(Entries taken from a collection)
<<<<
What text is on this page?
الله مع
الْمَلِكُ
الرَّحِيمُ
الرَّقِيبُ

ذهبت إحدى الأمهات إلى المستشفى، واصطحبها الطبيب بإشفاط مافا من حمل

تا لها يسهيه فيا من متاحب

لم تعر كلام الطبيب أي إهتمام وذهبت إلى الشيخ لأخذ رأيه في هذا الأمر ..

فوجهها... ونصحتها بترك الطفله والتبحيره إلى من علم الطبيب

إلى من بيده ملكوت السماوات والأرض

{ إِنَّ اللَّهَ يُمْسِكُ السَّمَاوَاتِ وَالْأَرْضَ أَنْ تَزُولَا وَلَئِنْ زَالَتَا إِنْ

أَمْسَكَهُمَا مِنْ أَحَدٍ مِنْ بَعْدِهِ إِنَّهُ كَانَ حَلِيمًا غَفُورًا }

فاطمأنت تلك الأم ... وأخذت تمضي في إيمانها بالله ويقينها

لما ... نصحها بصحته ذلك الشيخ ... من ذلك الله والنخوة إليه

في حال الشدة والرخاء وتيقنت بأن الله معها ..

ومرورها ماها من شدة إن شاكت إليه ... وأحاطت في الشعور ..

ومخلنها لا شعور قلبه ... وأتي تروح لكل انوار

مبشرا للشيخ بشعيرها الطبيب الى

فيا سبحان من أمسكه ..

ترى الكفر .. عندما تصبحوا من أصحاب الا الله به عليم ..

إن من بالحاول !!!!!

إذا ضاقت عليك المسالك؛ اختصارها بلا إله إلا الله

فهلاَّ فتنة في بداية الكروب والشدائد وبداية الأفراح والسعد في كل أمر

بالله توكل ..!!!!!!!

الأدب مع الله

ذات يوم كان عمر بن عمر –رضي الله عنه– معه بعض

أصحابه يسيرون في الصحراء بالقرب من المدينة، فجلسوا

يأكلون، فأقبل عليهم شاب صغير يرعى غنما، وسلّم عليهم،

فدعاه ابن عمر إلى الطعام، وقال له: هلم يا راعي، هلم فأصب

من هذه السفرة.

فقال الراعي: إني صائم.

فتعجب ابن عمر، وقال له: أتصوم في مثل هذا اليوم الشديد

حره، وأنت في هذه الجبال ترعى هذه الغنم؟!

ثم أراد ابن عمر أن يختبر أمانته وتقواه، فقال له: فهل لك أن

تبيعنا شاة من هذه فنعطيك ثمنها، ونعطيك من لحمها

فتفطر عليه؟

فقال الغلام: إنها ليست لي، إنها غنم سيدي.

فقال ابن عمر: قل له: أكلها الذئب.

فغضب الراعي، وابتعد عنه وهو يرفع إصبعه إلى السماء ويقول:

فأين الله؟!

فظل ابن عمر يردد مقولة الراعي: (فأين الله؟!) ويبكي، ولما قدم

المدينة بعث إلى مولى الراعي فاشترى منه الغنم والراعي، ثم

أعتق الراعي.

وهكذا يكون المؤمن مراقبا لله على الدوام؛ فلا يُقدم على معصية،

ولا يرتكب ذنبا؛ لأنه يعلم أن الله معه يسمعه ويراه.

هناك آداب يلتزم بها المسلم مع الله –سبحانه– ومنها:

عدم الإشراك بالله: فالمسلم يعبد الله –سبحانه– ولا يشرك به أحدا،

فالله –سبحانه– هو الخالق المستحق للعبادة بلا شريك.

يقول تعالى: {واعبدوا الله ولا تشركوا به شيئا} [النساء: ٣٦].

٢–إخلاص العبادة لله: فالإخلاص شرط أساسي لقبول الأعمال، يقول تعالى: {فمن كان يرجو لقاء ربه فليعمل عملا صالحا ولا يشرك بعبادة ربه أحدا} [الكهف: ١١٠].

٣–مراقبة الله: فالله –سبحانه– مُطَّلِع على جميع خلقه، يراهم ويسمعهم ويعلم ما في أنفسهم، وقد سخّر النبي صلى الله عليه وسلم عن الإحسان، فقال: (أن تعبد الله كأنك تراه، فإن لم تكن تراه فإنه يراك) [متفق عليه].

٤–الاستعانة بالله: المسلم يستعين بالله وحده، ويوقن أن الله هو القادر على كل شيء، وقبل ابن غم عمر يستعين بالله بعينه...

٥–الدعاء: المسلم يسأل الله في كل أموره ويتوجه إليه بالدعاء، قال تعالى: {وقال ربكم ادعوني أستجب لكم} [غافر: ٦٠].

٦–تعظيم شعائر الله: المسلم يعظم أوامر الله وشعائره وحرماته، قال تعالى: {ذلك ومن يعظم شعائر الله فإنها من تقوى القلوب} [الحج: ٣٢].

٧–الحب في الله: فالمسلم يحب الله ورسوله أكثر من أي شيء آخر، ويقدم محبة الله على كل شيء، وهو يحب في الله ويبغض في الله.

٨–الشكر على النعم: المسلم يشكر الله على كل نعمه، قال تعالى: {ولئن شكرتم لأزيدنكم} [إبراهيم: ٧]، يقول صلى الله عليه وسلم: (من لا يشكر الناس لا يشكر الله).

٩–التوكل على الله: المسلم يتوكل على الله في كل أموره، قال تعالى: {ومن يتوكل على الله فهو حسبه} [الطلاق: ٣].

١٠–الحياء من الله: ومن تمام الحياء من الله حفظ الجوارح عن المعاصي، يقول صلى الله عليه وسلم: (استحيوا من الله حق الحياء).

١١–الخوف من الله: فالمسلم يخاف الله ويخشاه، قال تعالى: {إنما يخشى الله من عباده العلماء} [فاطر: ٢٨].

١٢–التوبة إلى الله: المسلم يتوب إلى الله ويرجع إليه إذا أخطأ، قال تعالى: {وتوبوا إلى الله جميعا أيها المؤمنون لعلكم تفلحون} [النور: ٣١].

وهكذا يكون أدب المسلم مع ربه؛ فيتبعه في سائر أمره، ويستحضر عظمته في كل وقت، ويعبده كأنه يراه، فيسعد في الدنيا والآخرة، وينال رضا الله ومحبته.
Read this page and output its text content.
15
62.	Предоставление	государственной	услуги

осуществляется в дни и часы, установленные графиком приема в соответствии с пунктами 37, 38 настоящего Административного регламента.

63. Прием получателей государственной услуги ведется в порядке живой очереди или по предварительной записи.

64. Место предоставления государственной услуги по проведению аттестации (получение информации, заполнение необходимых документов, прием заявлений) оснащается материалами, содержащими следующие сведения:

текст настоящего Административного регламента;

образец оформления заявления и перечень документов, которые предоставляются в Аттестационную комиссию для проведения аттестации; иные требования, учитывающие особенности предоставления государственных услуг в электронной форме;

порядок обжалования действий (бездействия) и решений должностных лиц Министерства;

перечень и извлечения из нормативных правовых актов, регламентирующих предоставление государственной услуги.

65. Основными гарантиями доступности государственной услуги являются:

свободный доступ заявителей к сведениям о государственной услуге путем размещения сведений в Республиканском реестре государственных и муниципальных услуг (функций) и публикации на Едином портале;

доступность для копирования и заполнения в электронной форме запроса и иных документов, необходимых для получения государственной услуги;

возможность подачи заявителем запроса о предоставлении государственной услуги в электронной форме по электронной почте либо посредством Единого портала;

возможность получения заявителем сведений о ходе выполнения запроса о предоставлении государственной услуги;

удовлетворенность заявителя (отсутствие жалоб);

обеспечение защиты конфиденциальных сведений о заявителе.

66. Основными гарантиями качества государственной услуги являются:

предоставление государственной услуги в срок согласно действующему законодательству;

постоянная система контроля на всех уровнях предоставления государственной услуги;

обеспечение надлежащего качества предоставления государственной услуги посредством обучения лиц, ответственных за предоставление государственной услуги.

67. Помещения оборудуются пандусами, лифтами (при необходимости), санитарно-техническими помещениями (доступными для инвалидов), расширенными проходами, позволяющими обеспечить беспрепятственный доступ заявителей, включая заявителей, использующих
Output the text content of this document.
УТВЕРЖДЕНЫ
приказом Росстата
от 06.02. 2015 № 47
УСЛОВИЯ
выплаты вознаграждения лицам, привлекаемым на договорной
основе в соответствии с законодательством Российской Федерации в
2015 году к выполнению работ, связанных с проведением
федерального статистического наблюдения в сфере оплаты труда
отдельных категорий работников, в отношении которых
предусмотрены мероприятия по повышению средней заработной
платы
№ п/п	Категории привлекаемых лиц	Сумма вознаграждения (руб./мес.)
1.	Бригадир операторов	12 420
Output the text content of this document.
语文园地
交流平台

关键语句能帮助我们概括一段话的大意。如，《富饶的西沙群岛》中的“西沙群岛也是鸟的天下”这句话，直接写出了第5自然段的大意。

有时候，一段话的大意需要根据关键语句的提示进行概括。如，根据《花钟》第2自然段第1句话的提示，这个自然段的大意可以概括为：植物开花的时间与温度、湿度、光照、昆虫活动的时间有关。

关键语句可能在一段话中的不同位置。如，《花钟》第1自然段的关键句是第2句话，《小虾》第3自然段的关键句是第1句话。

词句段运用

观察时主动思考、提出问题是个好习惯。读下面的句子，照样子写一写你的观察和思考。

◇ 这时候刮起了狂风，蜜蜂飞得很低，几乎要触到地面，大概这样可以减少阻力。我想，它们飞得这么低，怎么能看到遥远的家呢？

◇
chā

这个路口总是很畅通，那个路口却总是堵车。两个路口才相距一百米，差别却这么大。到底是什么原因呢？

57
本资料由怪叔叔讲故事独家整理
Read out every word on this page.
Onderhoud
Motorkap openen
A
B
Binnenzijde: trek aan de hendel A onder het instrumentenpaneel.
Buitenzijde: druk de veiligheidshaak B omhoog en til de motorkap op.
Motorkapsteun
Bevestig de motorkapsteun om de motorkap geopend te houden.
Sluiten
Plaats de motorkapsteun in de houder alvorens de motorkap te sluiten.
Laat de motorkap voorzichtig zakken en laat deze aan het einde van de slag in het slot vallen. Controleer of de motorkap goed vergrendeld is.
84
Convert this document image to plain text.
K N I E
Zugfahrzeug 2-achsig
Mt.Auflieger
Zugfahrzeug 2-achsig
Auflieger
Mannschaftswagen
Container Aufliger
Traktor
>>>>
■ **Your task**
Your task is to transcribe the line containing "Read out every word on this page." and every line after it, through the last line of the data, exactly as written and with nothing more.

■ **Output of the task**
Read out every word on this page.
Onderhoud
Motorkap openen
A
B
Binnenzijde: trek aan de hendel A onder het instrumentenpaneel.
Buitenzijde: druk de veiligheidshaak B omhoog en til de motorkap op.
Motorkapsteun
Bevestig de motorkapsteun om de motorkap geopend te houden.
Sluiten
Plaats de motorkapsteun in de houder alvorens de motorkap te sluiten.
Laat de motorkap voorzichtig zakken en laat deze aan het einde van de slag in het slot vallen. Controleer of de motorkap goed vergrendeld is.
84
Convert this document image to plain text.
K N I E
Zugfahrzeug 2-achsig
Mt.Auflieger
Zugfahrzeug 2-achsig
Auflieger
Mannschaftswagen
Container Aufliger
Traktor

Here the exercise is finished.